**Brief:** Extract each line from the entries below that has the string "text" in it.

**Records for this exercise:**
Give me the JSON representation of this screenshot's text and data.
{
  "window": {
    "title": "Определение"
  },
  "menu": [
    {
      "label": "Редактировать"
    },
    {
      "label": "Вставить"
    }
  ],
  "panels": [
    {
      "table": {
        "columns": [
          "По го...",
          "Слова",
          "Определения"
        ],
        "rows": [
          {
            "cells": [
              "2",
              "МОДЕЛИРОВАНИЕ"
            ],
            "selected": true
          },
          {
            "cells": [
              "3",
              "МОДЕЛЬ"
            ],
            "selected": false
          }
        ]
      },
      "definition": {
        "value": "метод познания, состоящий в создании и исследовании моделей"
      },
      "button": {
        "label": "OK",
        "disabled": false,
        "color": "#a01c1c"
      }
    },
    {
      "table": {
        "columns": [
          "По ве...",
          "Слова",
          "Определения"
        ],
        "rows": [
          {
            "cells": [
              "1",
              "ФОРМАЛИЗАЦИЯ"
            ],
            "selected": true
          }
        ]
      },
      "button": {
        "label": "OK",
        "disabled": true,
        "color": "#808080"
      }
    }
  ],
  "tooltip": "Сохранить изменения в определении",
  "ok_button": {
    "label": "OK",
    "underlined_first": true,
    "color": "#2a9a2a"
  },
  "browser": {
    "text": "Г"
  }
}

...

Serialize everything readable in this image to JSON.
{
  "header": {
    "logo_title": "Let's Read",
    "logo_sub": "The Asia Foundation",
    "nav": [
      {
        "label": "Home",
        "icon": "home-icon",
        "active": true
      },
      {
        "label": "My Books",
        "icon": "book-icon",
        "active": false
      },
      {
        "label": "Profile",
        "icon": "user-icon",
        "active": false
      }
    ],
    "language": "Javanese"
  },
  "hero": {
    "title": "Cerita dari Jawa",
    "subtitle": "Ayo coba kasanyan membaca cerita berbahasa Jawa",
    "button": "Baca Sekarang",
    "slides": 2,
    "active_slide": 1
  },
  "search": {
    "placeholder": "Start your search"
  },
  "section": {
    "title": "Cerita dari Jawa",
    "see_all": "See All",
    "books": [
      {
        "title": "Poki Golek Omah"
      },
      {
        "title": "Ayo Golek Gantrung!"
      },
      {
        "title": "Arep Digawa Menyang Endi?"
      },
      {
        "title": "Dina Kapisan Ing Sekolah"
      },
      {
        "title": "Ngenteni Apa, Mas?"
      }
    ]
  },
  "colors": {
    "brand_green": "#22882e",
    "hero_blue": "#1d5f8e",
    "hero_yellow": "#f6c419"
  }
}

**In response:**
Give me the JSON representation of this screenshot's text and data.
    "text": "Г"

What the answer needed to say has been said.